[Dataset items]
• • • • • • •

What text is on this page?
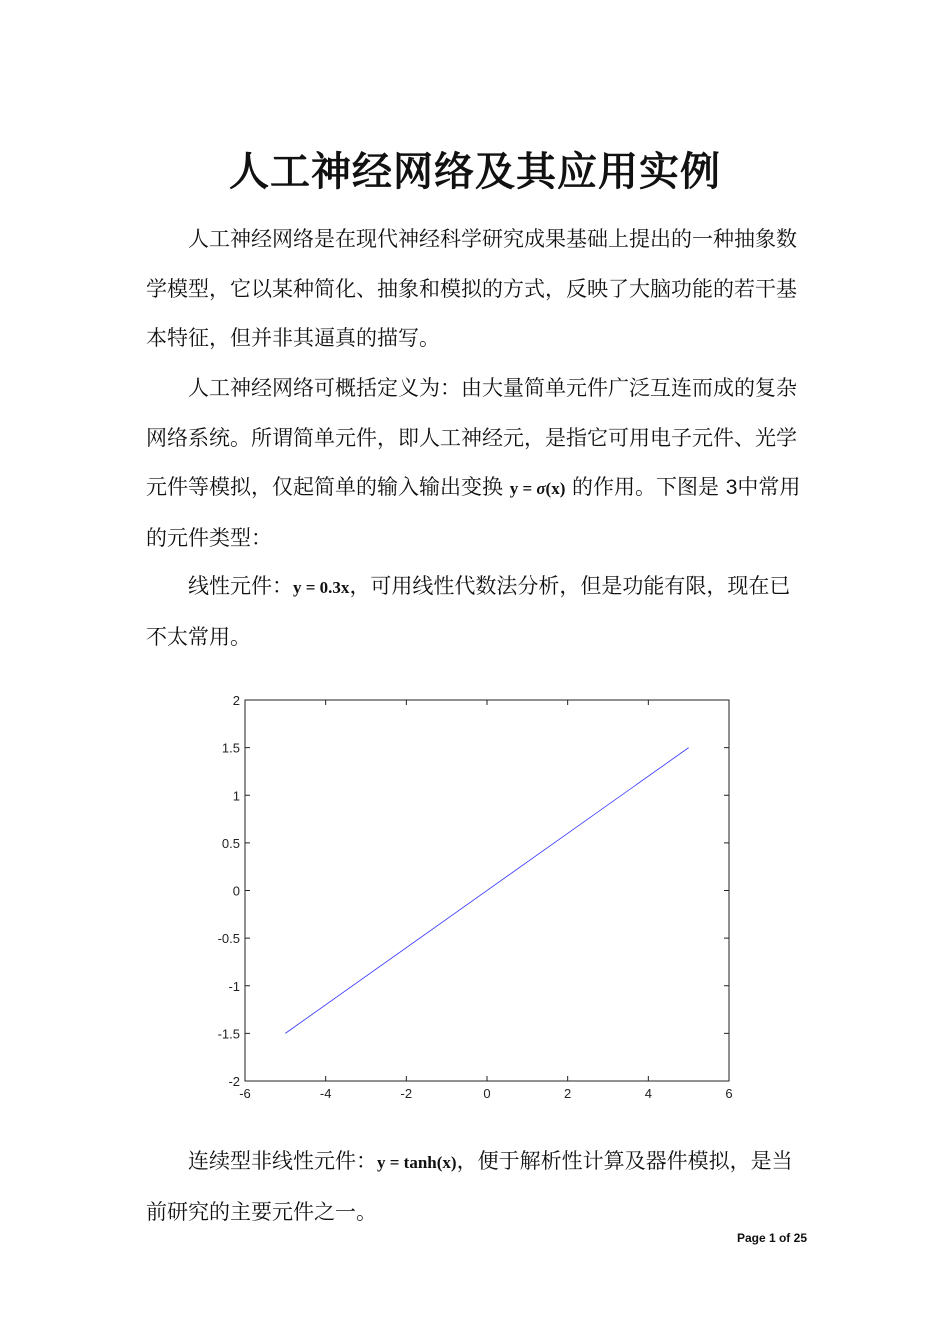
人工神经网络及其应用实例

人工神经网络是在现代神经科学研究成果基础上提出的一种抽象数学模型，它以某种简化、抽象和模拟的方式，反映了大脑功能的若干基本特征，但并非其逼真的描写。

人工神经网络可概括定义为：由大量简单元件广泛互连而成的复杂网络系统。所谓简单元件，即人工神经元，是指它可用电子元件、光学元件等模拟，仅起简单的输入输出变换 y = σ(x) 的作用。下图是 3中常用的元件类型：

线性元件：y = 0.3x，可用线性代数法分析，但是功能有限，现在已不太常用。

-6	-4	-2	0	2	4	6
-2
-1.5
-1
-0.5
0
0.5
1
1.5
2

连续型非线性元件：y = tanh(x)，便于解析性计算及器件模拟，是当前研究的主要元件之一。

Page 1 of 25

• • • • • • •

▶ **CHALLENGE**: Without the pictures, print the records in full, exactly as they appear.

▶ **CORRECT OUTPUT**:
What text is on this page?
人工神经网络及其应用实例

人工神经网络是在现代神经科学研究成果基础上提出的一种抽象数学模型，它以某种简化、抽象和模拟的方式，反映了大脑功能的若干基本特征，但并非其逼真的描写。

人工神经网络可概括定义为：由大量简单元件广泛互连而成的复杂网络系统。所谓简单元件，即人工神经元，是指它可用电子元件、光学元件等模拟，仅起简单的输入输出变换 y = σ(x) 的作用。下图是 3中常用的元件类型：

线性元件：y = 0.3x，可用线性代数法分析，但是功能有限，现在已不太常用。

-6	-4	-2	0	2	4	6
-2
-1.5
-1
-0.5
0
0.5
1
1.5
2

连续型非线性元件：y = tanh(x)，便于解析性计算及器件模拟，是当前研究的主要元件之一。

Page 1 of 25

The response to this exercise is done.